__Aim__
Every entry needs to be printed exactly, please.

Excerpt from a dataset:
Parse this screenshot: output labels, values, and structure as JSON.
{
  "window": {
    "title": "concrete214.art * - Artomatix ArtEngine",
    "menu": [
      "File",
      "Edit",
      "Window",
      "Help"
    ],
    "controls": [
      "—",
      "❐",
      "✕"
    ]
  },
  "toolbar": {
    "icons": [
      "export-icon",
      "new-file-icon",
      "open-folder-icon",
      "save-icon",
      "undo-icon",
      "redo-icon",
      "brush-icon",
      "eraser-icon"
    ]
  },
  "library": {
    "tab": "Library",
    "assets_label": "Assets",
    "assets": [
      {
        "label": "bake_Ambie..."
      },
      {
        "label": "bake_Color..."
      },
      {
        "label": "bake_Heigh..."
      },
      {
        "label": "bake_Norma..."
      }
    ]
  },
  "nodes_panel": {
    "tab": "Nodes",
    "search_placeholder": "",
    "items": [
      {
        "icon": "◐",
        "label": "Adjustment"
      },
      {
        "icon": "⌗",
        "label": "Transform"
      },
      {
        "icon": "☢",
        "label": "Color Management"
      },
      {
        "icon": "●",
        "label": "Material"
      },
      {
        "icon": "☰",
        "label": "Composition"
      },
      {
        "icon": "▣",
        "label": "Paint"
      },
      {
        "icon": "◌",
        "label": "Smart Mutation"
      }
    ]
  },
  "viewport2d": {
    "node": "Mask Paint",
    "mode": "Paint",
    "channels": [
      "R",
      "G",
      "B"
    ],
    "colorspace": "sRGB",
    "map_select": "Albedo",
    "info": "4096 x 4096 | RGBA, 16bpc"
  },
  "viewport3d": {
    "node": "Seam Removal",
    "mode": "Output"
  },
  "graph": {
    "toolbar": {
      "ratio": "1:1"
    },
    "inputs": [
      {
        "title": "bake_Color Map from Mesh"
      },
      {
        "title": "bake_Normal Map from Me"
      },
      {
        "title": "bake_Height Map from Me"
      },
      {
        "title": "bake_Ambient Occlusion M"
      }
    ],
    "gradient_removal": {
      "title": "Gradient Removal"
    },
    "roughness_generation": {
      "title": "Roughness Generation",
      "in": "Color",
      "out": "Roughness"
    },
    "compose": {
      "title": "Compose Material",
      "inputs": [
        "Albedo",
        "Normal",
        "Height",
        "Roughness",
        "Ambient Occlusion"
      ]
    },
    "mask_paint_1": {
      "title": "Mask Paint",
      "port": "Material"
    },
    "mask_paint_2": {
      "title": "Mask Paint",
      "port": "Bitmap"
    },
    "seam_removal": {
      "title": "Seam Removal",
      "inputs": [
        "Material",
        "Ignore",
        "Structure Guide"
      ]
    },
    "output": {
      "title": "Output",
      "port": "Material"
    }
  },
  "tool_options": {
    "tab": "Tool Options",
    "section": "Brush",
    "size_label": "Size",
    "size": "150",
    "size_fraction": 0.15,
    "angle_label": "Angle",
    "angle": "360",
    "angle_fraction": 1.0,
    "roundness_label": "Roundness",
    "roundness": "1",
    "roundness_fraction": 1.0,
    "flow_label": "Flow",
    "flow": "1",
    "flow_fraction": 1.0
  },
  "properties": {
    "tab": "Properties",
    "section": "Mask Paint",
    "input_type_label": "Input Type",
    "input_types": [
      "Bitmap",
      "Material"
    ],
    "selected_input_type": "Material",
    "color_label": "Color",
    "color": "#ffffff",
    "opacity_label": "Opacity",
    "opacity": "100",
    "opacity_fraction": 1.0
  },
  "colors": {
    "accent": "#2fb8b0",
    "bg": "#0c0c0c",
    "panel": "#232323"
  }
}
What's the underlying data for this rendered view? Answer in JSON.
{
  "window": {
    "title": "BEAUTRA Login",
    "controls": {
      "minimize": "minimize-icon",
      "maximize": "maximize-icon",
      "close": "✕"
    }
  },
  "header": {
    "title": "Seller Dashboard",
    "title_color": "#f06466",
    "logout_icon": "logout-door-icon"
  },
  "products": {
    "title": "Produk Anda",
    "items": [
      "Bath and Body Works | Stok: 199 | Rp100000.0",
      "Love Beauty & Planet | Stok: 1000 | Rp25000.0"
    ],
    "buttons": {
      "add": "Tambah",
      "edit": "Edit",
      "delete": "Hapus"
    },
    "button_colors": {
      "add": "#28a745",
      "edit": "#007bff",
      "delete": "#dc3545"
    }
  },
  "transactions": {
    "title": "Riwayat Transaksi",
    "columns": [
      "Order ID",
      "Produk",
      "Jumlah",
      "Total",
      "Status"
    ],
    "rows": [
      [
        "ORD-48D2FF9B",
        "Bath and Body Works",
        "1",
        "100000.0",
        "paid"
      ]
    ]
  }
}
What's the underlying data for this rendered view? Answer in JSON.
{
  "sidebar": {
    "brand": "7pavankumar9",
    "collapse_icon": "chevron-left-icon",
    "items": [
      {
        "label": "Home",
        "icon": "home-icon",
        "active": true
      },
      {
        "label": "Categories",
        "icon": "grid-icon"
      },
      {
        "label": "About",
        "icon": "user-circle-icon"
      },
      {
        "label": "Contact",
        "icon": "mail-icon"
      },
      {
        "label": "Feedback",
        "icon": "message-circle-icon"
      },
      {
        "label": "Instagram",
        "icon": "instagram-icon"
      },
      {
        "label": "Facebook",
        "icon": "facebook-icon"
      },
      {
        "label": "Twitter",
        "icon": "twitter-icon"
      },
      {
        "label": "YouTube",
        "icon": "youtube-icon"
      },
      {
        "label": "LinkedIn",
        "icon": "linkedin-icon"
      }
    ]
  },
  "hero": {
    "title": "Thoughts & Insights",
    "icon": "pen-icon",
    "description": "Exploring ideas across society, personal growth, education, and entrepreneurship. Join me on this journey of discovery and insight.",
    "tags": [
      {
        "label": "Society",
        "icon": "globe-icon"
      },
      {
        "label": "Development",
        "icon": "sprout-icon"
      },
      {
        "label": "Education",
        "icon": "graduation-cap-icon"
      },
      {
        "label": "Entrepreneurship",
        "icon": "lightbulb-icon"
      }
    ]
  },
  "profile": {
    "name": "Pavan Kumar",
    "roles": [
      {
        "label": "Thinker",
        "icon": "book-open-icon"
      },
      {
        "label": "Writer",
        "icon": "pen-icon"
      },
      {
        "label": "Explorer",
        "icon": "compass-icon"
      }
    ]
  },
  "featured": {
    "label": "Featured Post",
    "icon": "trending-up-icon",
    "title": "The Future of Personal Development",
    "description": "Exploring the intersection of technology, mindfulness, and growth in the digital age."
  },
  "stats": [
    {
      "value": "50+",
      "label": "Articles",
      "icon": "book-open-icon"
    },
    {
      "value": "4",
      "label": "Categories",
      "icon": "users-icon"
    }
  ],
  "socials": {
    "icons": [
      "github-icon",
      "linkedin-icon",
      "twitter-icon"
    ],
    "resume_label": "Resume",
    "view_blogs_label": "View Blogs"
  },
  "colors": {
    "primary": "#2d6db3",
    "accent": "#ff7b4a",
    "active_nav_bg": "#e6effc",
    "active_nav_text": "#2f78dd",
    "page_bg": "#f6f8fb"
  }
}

__The response__
Parse this screenshot: output labels, values, and structure as JSON.
{
  "window": {
    "title": "concrete214.art * - Artomatix ArtEngine",
    "menu": [
      "File",
      "Edit",
      "Window",
      "Help"
    ],
    "controls": [
      "—",
      "❐",
      "✕"
    ]
  },
  "toolbar": {
    "icons": [
      "export-icon",
      "new-file-icon",
      "open-folder-icon",
      "save-icon",
      "undo-icon",
      "redo-icon",
      "brush-icon",
      "eraser-icon"
    ]
  },
  "library": {
    "tab": "Library",
    "assets_label": "Assets",
    "assets": [
      {
        "label": "bake_Ambie..."
      },
      {
        "label": "bake_Color..."
      },
      {
        "label": "bake_Heigh..."
      },
      {
        "label": "bake_Norma..."
      }
    ]
  },
  "nodes_panel": {
    "tab": "Nodes",
    "search_placeholder": "",
    "items": [
      {
        "icon": "◐",
        "label": "Adjustment"
      },
      {
        "icon": "⌗",
        "label": "Transform"
      },
      {
        "icon": "☢",
        "label": "Color Management"
      },
      {
        "icon": "●",
        "label": "Material"
      },
      {
        "icon": "☰",
        "label": "Composition"
      },
      {
        "icon": "▣",
        "label": "Paint"
      },
      {
        "icon": "◌",
        "label": "Smart Mutation"
      }
    ]
  },
  "viewport2d": {
    "node": "Mask Paint",
    "mode": "Paint",
    "channels": [
      "R",
      "G",
      "B"
    ],
    "colorspace": "sRGB",
    "map_select": "Albedo",
    "info": "4096 x 4096 | RGBA, 16bpc"
  },
  "viewport3d": {
    "node": "Seam Removal",
    "mode": "Output"
  },
  "graph": {
    "toolbar": {
      "ratio": "1:1"
    },
    "inputs": [
      {
        "title": "bake_Color Map from Mesh"
      },
      {
        "title": "bake_Normal Map from Me"
      },
      {
        "title": "bake_Height Map from Me"
      },
      {
        "title": "bake_Ambient Occlusion M"
      }
    ],
    "gradient_removal": {
      "title": "Gradient Removal"
    },
    "roughness_generation": {
      "title": "Roughness Generation",
      "in": "Color",
      "out": "Roughness"
    },
    "compose": {
      "title": "Compose Material",
      "inputs": [
        "Albedo",
        "Normal",
        "Height",
        "Roughness",
        "Ambient Occlusion"
      ]
    },
    "mask_paint_1": {
      "title": "Mask Paint",
      "port": "Material"
    },
    "mask_paint_2": {
      "title": "Mask Paint",
      "port": "Bitmap"
    },
    "seam_removal": {
      "title": "Seam Removal",
      "inputs": [
        "Material",
        "Ignore",
        "Structure Guide"
      ]
    },
    "output": {
      "title": "Output",
      "port": "Material"
    }
  },
  "tool_options": {
    "tab": "Tool Options",
    "section": "Brush",
    "size_label": "Size",
    "size": "150",
    "size_fraction": 0.15,
    "angle_label": "Angle",
    "angle": "360",
    "angle_fraction": 1.0,
    "roundness_label": "Roundness",
    "roundness": "1",
    "roundness_fraction": 1.0,
    "flow_label": "Flow",
    "flow": "1",
    "flow_fraction": 1.0
  },
  "properties": {
    "tab": "Properties",
    "section": "Mask Paint",
    "input_type_label": "Input Type",
    "input_types": [
      "Bitmap",
      "Material"
    ],
    "selected_input_type": "Material",
    "color_label": "Color",
    "color": "#ffffff",
    "opacity_label": "Opacity",
    "opacity": "100",
    "opacity_fraction": 1.0
  },
  "colors": {
    "accent": "#2fb8b0",
    "bg": "#0c0c0c",
    "panel": "#232323"
  }
}
What's the underlying data for this rendered view? Answer in JSON.
{
  "window": {
    "title": "BEAUTRA Login",
    "controls": {
      "minimize": "minimize-icon",
      "maximize": "maximize-icon",
      "close": "✕"
    }
  },
  "header": {
    "title": "Seller Dashboard",
    "title_color": "#f06466",
    "logout_icon": "logout-door-icon"
  },
  "products": {
    "title": "Produk Anda",
    "items": [
      "Bath and Body Works | Stok: 199 | Rp100000.0",
      "Love Beauty & Planet | Stok: 1000 | Rp25000.0"
    ],
    "buttons": {
      "add": "Tambah",
      "edit": "Edit",
      "delete": "Hapus"
    },
    "button_colors": {
      "add": "#28a745",
      "edit": "#007bff",
      "delete": "#dc3545"
    }
  },
  "transactions": {
    "title": "Riwayat Transaksi",
    "columns": [
      "Order ID",
      "Produk",
      "Jumlah",
      "Total",
      "Status"
    ],
    "rows": [
      [
        "ORD-48D2FF9B",
        "Bath and Body Works",
        "1",
        "100000.0",
        "paid"
      ]
    ]
  }
}
What's the underlying data for this rendered view? Answer in JSON.
{
  "sidebar": {
    "brand": "7pavankumar9",
    "collapse_icon": "chevron-left-icon",
    "items": [
      {
        "label": "Home",
        "icon": "home-icon",
        "active": true
      },
      {
        "label": "Categories",
        "icon": "grid-icon"
      },
      {
        "label": "About",
        "icon": "user-circle-icon"
      },
      {
        "label": "Contact",
        "icon": "mail-icon"
      },
      {
        "label": "Feedback",
        "icon": "message-circle-icon"
      },
      {
        "label": "Instagram",
        "icon": "instagram-icon"
      },
      {
        "label": "Facebook",
        "icon": "facebook-icon"
      },
      {
        "label": "Twitter",
        "icon": "twitter-icon"
      },
      {
        "label": "YouTube",
        "icon": "youtube-icon"
      },
      {
        "label": "LinkedIn",
        "icon": "linkedin-icon"
      }
    ]
  },
  "hero": {
    "title": "Thoughts & Insights",
    "icon": "pen-icon",
    "description": "Exploring ideas across society, personal growth, education, and entrepreneurship. Join me on this journey of discovery and insight.",
    "tags": [
      {
        "label": "Society",
        "icon": "globe-icon"
      },
      {
        "label": "Development",
        "icon": "sprout-icon"
      },
      {
        "label": "Education",
        "icon": "graduation-cap-icon"
      },
      {
        "label": "Entrepreneurship",
        "icon": "lightbulb-icon"
      }
    ]
  },
  "profile": {
    "name": "Pavan Kumar",
    "roles": [
      {
        "label": "Thinker",
        "icon": "book-open-icon"
      },
      {
        "label": "Writer",
        "icon": "pen-icon"
      },
      {
        "label": "Explorer",
        "icon": "compass-icon"
      }
    ]
  },
  "featured": {
    "label": "Featured Post",
    "icon": "trending-up-icon",
    "title": "The Future of Personal Development",
    "description": "Exploring the intersection of technology, mindfulness, and growth in the digital age."
  },
  "stats": [
    {
      "value": "50+",
      "label": "Articles",
      "icon": "book-open-icon"
    },
    {
      "value": "4",
      "label": "Categories",
      "icon": "users-icon"
    }
  ],
  "socials": {
    "icons": [
      "github-icon",
      "linkedin-icon",
      "twitter-icon"
    ],
    "resume_label": "Resume",
    "view_blogs_label": "View Blogs"
  },
  "colors": {
    "primary": "#2d6db3",
    "accent": "#ff7b4a",
    "active_nav_bg": "#e6effc",
    "active_nav_text": "#2f78dd",
    "page_bg": "#f6f8fb"
  }
}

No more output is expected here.